───── Extracted entries

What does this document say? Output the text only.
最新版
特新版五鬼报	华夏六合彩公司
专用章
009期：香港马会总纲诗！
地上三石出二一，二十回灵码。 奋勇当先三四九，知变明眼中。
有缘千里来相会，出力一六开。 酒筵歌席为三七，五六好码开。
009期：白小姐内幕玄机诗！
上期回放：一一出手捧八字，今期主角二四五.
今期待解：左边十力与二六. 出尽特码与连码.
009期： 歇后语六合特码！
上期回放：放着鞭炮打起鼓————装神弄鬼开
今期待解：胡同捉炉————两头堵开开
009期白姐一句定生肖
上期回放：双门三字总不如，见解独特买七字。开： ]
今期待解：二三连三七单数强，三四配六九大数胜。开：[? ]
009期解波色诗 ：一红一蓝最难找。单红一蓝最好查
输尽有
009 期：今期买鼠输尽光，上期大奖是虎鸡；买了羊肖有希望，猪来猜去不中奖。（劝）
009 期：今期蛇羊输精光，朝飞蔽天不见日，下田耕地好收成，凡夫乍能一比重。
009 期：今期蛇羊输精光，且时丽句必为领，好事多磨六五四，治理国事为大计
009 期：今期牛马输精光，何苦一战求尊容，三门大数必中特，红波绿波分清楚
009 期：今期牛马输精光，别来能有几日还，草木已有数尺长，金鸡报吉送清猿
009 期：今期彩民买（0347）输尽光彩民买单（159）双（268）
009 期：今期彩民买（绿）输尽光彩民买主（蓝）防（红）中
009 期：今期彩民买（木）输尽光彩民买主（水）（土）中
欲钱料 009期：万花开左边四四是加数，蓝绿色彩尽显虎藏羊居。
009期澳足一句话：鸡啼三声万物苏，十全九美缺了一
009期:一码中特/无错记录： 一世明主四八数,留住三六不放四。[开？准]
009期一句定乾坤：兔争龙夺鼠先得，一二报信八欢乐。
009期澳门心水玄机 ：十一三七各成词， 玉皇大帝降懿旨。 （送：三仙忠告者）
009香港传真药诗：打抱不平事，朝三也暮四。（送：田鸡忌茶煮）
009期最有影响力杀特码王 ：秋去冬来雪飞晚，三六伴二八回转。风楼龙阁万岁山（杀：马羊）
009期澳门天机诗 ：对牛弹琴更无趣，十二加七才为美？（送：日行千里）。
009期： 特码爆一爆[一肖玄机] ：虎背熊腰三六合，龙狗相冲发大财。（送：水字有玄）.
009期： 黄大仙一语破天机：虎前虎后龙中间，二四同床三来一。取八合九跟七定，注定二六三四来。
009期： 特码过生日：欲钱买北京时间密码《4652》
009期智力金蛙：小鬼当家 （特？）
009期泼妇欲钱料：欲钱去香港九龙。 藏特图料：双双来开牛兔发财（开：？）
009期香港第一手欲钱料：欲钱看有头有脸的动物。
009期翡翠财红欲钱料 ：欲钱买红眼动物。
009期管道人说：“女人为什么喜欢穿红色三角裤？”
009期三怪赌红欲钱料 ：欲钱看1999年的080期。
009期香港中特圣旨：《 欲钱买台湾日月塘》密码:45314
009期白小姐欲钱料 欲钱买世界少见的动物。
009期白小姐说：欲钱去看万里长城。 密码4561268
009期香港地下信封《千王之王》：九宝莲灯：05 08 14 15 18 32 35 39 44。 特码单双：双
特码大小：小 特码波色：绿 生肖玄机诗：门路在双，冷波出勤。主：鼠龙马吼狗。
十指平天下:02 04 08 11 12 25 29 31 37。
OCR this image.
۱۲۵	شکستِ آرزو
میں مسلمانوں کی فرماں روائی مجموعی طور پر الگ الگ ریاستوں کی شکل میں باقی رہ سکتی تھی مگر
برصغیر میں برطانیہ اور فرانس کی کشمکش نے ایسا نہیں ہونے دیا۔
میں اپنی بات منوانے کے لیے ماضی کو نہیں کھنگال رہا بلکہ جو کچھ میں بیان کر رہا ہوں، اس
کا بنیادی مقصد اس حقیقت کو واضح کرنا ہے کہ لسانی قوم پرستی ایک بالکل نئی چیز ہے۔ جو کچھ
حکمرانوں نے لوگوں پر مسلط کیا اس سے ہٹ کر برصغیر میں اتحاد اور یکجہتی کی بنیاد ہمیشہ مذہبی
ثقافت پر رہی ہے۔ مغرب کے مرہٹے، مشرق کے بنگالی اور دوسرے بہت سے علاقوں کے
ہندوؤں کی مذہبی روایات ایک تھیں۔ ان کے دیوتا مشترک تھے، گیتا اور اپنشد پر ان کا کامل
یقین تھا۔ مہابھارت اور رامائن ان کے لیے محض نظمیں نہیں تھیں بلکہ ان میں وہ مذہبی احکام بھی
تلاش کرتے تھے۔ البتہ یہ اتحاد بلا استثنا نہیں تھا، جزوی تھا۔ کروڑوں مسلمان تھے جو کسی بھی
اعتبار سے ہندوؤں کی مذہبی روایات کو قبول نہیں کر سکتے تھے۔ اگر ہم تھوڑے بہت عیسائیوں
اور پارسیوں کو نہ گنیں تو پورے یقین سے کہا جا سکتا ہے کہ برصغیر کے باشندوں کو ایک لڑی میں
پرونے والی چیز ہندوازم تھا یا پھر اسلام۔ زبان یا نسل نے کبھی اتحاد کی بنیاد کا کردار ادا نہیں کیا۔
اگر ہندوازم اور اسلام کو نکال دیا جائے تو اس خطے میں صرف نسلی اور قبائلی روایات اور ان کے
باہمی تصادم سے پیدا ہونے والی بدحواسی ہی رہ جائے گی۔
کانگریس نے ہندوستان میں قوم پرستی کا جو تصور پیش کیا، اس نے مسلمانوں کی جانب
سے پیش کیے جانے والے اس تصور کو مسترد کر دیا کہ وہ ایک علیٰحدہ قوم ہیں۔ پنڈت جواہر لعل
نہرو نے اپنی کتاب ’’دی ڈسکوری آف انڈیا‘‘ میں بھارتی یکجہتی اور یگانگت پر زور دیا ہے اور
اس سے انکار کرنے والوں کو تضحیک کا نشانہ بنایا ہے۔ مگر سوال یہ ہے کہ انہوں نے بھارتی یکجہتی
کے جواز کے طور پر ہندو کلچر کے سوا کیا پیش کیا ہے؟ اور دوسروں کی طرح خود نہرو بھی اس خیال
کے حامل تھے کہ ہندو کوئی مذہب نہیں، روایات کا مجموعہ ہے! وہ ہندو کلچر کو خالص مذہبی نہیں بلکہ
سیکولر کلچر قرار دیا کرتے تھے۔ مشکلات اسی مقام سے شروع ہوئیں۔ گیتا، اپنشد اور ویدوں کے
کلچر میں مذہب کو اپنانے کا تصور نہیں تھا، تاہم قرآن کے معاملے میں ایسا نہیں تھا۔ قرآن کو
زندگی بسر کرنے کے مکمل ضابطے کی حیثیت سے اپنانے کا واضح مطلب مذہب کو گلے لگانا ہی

──────────

Each entry is to be returned in full, character for character.

What does this document say? Output the text only.
最新版
特新版五鬼报	华夏六合彩公司
专用章
009期：香港马会总纲诗！
地上三石出二一，二十回灵码。 奋勇当先三四九，知变明眼中。
有缘千里来相会，出力一六开。 酒筵歌席为三七，五六好码开。
009期：白小姐内幕玄机诗！
上期回放：一一出手捧八字，今期主角二四五.
今期待解：左边十力与二六. 出尽特码与连码.
009期： 歇后语六合特码！
上期回放：放着鞭炮打起鼓————装神弄鬼开
今期待解：胡同捉炉————两头堵开开
009期白姐一句定生肖
上期回放：双门三字总不如，见解独特买七字。开： ]
今期待解：二三连三七单数强，三四配六九大数胜。开：[? ]
009期解波色诗 ：一红一蓝最难找。单红一蓝最好查
输尽有
009 期：今期买鼠输尽光，上期大奖是虎鸡；买了羊肖有希望，猪来猜去不中奖。（劝）
009 期：今期蛇羊输精光，朝飞蔽天不见日，下田耕地好收成，凡夫乍能一比重。
009 期：今期蛇羊输精光，且时丽句必为领，好事多磨六五四，治理国事为大计
009 期：今期牛马输精光，何苦一战求尊容，三门大数必中特，红波绿波分清楚
009 期：今期牛马输精光，别来能有几日还，草木已有数尺长，金鸡报吉送清猿
009 期：今期彩民买（0347）输尽光彩民买单（159）双（268）
009 期：今期彩民买（绿）输尽光彩民买主（蓝）防（红）中
009 期：今期彩民买（木）输尽光彩民买主（水）（土）中
欲钱料 009期：万花开左边四四是加数，蓝绿色彩尽显虎藏羊居。
009期澳足一句话：鸡啼三声万物苏，十全九美缺了一
009期:一码中特/无错记录： 一世明主四八数,留住三六不放四。[开？准]
009期一句定乾坤：兔争龙夺鼠先得，一二报信八欢乐。
009期澳门心水玄机 ：十一三七各成词， 玉皇大帝降懿旨。 （送：三仙忠告者）
009香港传真药诗：打抱不平事，朝三也暮四。（送：田鸡忌茶煮）
009期最有影响力杀特码王 ：秋去冬来雪飞晚，三六伴二八回转。风楼龙阁万岁山（杀：马羊）
009期澳门天机诗 ：对牛弹琴更无趣，十二加七才为美？（送：日行千里）。
009期： 特码爆一爆[一肖玄机] ：虎背熊腰三六合，龙狗相冲发大财。（送：水字有玄）.
009期： 黄大仙一语破天机：虎前虎后龙中间，二四同床三来一。取八合九跟七定，注定二六三四来。
009期： 特码过生日：欲钱买北京时间密码《4652》
009期智力金蛙：小鬼当家 （特？）
009期泼妇欲钱料：欲钱去香港九龙。 藏特图料：双双来开牛兔发财（开：？）
009期香港第一手欲钱料：欲钱看有头有脸的动物。
009期翡翠财红欲钱料 ：欲钱买红眼动物。
009期管道人说：“女人为什么喜欢穿红色三角裤？”
009期三怪赌红欲钱料 ：欲钱看1999年的080期。
009期香港中特圣旨：《 欲钱买台湾日月塘》密码:45314
009期白小姐欲钱料 欲钱买世界少见的动物。
009期白小姐说：欲钱去看万里长城。 密码4561268
009期香港地下信封《千王之王》：九宝莲灯：05 08 14 15 18 32 35 39 44。 特码单双：双
特码大小：小 特码波色：绿 生肖玄机诗：门路在双，冷波出勤。主：鼠龙马吼狗。
十指平天下:02 04 08 11 12 25 29 31 37。
OCR this image.
۱۲۵	شکستِ آرزو
میں مسلمانوں کی فرماں روائی مجموعی طور پر الگ الگ ریاستوں کی شکل میں باقی رہ سکتی تھی مگر
برصغیر میں برطانیہ اور فرانس کی کشمکش نے ایسا نہیں ہونے دیا۔
میں اپنی بات منوانے کے لیے ماضی کو نہیں کھنگال رہا بلکہ جو کچھ میں بیان کر رہا ہوں، اس
کا بنیادی مقصد اس حقیقت کو واضح کرنا ہے کہ لسانی قوم پرستی ایک بالکل نئی چیز ہے۔ جو کچھ
حکمرانوں نے لوگوں پر مسلط کیا اس سے ہٹ کر برصغیر میں اتحاد اور یکجہتی کی بنیاد ہمیشہ مذہبی
ثقافت پر رہی ہے۔ مغرب کے مرہٹے، مشرق کے بنگالی اور دوسرے بہت سے علاقوں کے
ہندوؤں کی مذہبی روایات ایک تھیں۔ ان کے دیوتا مشترک تھے، گیتا اور اپنشد پر ان کا کامل
یقین تھا۔ مہابھارت اور رامائن ان کے لیے محض نظمیں نہیں تھیں بلکہ ان میں وہ مذہبی احکام بھی
تلاش کرتے تھے۔ البتہ یہ اتحاد بلا استثنا نہیں تھا، جزوی تھا۔ کروڑوں مسلمان تھے جو کسی بھی
اعتبار سے ہندوؤں کی مذہبی روایات کو قبول نہیں کر سکتے تھے۔ اگر ہم تھوڑے بہت عیسائیوں
اور پارسیوں کو نہ گنیں تو پورے یقین سے کہا جا سکتا ہے کہ برصغیر کے باشندوں کو ایک لڑی میں
پرونے والی چیز ہندوازم تھا یا پھر اسلام۔ زبان یا نسل نے کبھی اتحاد کی بنیاد کا کردار ادا نہیں کیا۔
اگر ہندوازم اور اسلام کو نکال دیا جائے تو اس خطے میں صرف نسلی اور قبائلی روایات اور ان کے
باہمی تصادم سے پیدا ہونے والی بدحواسی ہی رہ جائے گی۔
کانگریس نے ہندوستان میں قوم پرستی کا جو تصور پیش کیا، اس نے مسلمانوں کی جانب
سے پیش کیے جانے والے اس تصور کو مسترد کر دیا کہ وہ ایک علیٰحدہ قوم ہیں۔ پنڈت جواہر لعل
نہرو نے اپنی کتاب ’’دی ڈسکوری آف انڈیا‘‘ میں بھارتی یکجہتی اور یگانگت پر زور دیا ہے اور
اس سے انکار کرنے والوں کو تضحیک کا نشانہ بنایا ہے۔ مگر سوال یہ ہے کہ انہوں نے بھارتی یکجہتی
کے جواز کے طور پر ہندو کلچر کے سوا کیا پیش کیا ہے؟ اور دوسروں کی طرح خود نہرو بھی اس خیال
کے حامل تھے کہ ہندو کوئی مذہب نہیں، روایات کا مجموعہ ہے! وہ ہندو کلچر کو خالص مذہبی نہیں بلکہ
سیکولر کلچر قرار دیا کرتے تھے۔ مشکلات اسی مقام سے شروع ہوئیں۔ گیتا، اپنشد اور ویدوں کے
کلچر میں مذہب کو اپنانے کا تصور نہیں تھا، تاہم قرآن کے معاملے میں ایسا نہیں تھا۔ قرآن کو
زندگی بسر کرنے کے مکمل ضابطے کی حیثیت سے اپنانے کا واضح مطلب مذہب کو گلے لگانا ہی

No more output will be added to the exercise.